▶ Requirement
Write out all lines holding the word "Licencias".

▶ Raw data
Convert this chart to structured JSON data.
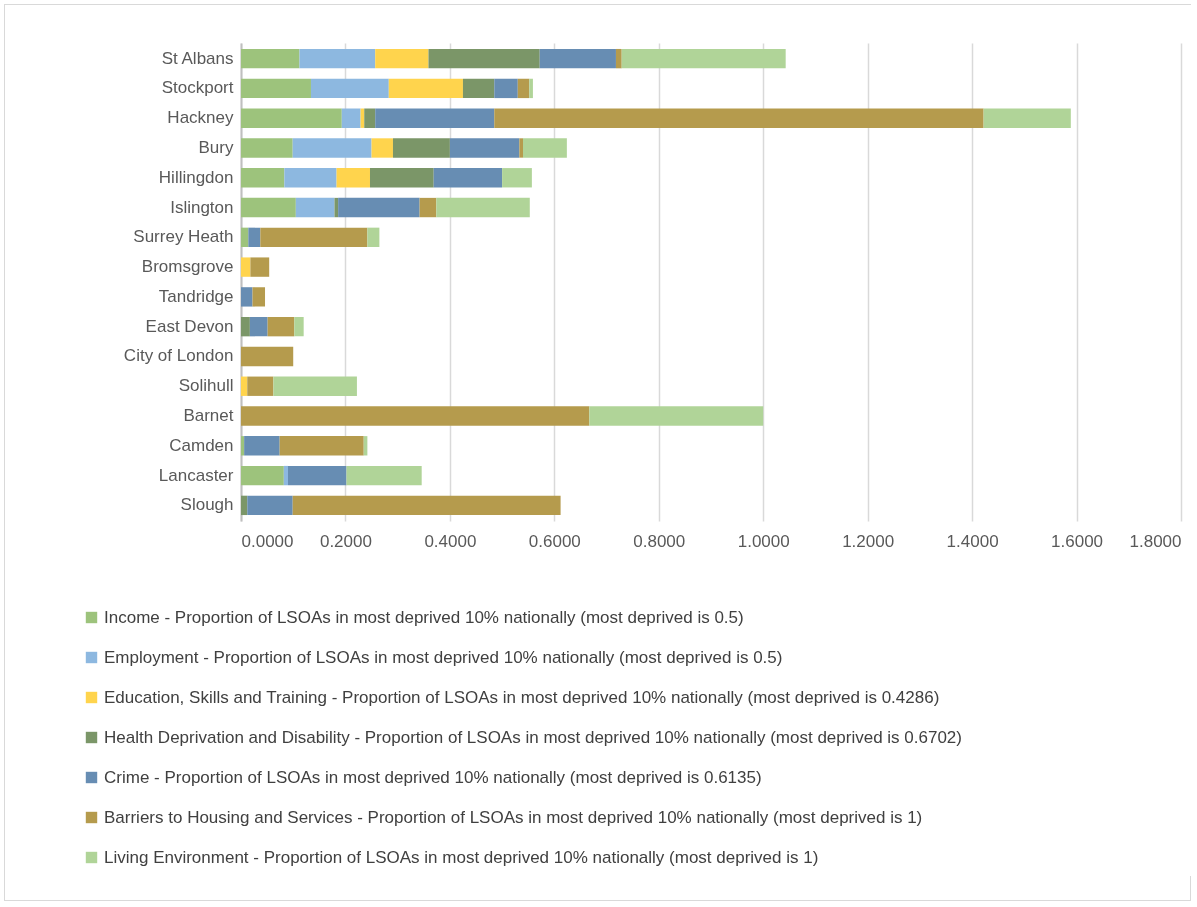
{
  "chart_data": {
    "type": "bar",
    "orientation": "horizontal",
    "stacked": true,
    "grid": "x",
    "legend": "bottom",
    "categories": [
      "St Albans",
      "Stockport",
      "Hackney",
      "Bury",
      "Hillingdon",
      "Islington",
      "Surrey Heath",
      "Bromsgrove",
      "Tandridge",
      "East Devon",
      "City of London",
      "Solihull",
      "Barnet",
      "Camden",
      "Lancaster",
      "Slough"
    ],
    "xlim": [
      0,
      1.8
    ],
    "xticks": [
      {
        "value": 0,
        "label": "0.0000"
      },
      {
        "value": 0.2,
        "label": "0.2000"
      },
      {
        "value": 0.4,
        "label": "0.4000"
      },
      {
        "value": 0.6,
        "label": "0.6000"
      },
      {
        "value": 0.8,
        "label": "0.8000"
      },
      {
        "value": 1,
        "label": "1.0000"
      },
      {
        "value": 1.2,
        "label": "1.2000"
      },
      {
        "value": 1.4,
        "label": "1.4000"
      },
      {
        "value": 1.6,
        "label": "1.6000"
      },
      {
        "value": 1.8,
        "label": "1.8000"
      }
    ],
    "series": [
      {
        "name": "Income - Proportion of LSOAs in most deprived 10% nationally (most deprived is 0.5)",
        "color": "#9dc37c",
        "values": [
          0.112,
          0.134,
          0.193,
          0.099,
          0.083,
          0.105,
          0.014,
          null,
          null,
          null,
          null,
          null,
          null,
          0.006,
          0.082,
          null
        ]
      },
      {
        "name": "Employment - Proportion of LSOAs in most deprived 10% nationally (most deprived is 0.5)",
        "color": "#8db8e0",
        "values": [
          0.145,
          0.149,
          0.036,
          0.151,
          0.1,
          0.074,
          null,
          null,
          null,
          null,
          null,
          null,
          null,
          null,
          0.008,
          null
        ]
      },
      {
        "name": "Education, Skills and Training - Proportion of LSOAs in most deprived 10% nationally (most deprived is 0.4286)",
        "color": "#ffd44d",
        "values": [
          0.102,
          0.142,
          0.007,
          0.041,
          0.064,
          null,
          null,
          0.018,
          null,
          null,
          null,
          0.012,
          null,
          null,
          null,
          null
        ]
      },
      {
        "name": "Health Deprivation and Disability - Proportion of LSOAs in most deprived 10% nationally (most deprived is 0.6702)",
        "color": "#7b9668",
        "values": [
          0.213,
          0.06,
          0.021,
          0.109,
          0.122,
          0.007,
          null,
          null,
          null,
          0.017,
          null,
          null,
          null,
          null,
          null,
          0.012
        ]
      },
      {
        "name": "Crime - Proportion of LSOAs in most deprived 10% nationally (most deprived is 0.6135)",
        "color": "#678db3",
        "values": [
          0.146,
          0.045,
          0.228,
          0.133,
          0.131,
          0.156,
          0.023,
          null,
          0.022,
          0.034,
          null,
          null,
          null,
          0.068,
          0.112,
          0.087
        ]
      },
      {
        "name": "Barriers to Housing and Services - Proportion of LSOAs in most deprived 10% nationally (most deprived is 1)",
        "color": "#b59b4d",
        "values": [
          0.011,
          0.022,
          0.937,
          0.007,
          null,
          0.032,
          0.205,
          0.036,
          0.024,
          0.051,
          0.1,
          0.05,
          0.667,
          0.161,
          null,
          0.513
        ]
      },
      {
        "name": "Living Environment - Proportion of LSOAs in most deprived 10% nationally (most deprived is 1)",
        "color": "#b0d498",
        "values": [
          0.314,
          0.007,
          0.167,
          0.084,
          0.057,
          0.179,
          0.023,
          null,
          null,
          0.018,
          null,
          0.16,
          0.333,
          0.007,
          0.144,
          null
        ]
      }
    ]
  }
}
==
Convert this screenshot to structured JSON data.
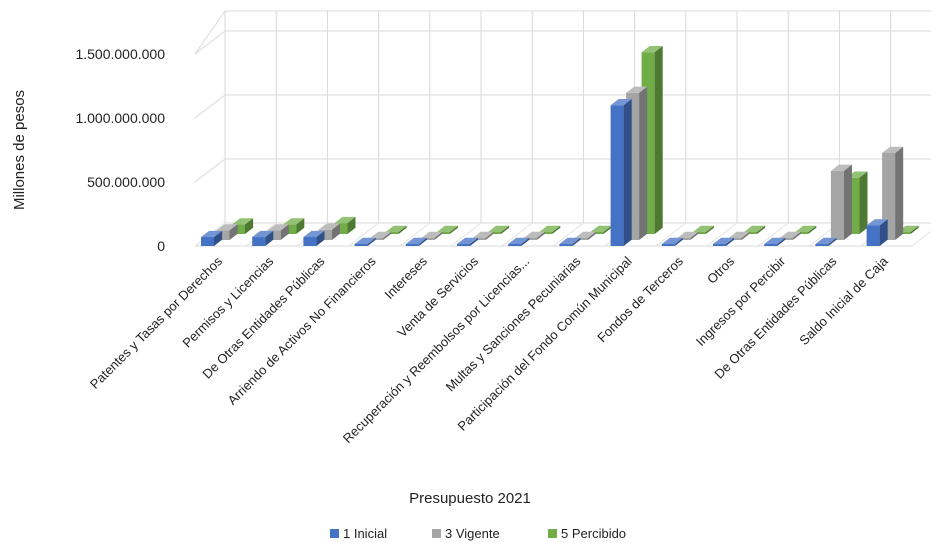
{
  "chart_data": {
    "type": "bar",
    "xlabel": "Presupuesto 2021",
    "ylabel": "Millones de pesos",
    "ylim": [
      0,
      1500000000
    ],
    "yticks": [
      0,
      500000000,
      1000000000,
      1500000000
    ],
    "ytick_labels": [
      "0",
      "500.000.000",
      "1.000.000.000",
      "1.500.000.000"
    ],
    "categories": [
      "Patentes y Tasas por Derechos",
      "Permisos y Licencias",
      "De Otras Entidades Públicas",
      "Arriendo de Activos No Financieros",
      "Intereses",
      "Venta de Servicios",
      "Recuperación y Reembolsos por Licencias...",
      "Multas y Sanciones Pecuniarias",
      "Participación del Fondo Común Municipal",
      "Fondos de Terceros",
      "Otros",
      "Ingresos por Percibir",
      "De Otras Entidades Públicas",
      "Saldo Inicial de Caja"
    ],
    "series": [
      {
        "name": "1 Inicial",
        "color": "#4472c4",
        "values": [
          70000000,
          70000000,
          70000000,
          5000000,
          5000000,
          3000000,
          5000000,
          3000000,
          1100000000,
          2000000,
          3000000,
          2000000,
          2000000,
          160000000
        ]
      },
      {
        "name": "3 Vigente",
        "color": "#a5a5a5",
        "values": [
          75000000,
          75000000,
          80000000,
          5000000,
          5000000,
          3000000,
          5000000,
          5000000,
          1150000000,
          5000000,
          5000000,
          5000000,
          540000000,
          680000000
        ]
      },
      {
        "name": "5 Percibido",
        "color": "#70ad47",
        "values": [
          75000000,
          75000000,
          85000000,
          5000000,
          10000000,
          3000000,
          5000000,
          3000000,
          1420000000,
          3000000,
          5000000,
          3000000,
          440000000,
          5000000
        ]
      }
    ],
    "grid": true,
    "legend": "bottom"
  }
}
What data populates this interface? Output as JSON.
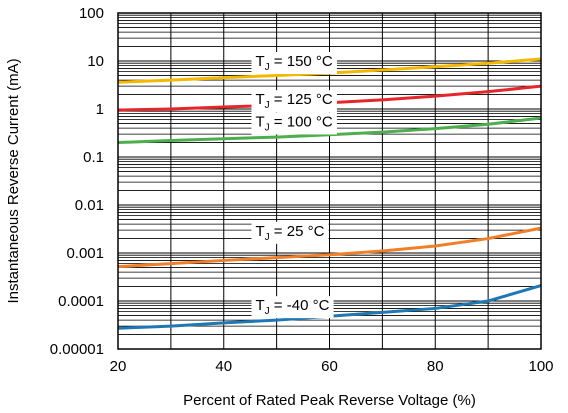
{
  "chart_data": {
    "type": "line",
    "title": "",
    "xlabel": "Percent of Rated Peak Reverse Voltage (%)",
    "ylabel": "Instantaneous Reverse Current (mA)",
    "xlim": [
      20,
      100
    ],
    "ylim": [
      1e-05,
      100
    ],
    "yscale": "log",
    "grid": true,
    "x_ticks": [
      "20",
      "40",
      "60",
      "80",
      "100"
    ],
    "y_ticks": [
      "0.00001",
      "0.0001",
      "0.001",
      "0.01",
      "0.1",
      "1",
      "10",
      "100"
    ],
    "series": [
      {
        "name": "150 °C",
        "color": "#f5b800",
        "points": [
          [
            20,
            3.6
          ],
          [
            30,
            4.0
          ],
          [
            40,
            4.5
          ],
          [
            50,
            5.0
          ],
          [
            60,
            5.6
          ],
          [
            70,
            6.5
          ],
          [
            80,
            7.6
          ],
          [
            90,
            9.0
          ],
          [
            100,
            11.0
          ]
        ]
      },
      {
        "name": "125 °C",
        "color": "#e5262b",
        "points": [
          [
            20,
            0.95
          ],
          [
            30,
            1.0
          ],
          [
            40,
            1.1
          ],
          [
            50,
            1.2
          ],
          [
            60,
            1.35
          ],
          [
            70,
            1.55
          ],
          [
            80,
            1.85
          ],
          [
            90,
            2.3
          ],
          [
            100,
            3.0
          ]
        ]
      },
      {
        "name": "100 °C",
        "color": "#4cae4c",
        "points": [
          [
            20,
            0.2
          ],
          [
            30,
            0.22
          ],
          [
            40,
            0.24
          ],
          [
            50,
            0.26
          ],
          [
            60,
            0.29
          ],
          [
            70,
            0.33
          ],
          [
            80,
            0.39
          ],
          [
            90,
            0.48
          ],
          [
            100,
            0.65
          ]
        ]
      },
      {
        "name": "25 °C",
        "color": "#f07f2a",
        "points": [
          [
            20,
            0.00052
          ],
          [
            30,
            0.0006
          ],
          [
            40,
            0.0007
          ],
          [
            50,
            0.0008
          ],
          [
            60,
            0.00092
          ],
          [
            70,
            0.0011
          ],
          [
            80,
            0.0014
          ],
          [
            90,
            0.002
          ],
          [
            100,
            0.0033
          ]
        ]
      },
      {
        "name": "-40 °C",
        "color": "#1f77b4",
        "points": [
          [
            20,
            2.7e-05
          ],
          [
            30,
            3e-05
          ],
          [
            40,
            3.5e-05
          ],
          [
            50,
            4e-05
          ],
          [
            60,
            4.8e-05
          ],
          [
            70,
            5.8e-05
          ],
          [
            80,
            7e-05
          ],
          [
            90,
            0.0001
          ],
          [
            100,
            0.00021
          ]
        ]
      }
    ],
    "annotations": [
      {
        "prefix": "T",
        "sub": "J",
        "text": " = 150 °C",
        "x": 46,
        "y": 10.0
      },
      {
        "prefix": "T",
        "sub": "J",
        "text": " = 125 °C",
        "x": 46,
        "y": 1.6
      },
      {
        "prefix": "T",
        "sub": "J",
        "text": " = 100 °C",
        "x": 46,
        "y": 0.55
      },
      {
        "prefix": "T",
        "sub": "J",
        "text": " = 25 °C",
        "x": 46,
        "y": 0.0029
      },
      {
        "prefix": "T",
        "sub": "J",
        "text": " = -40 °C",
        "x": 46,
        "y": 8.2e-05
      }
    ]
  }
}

▶ Result
      "Permisos y Licencias",
      "Recuperación y Reembolsos por Licencias...",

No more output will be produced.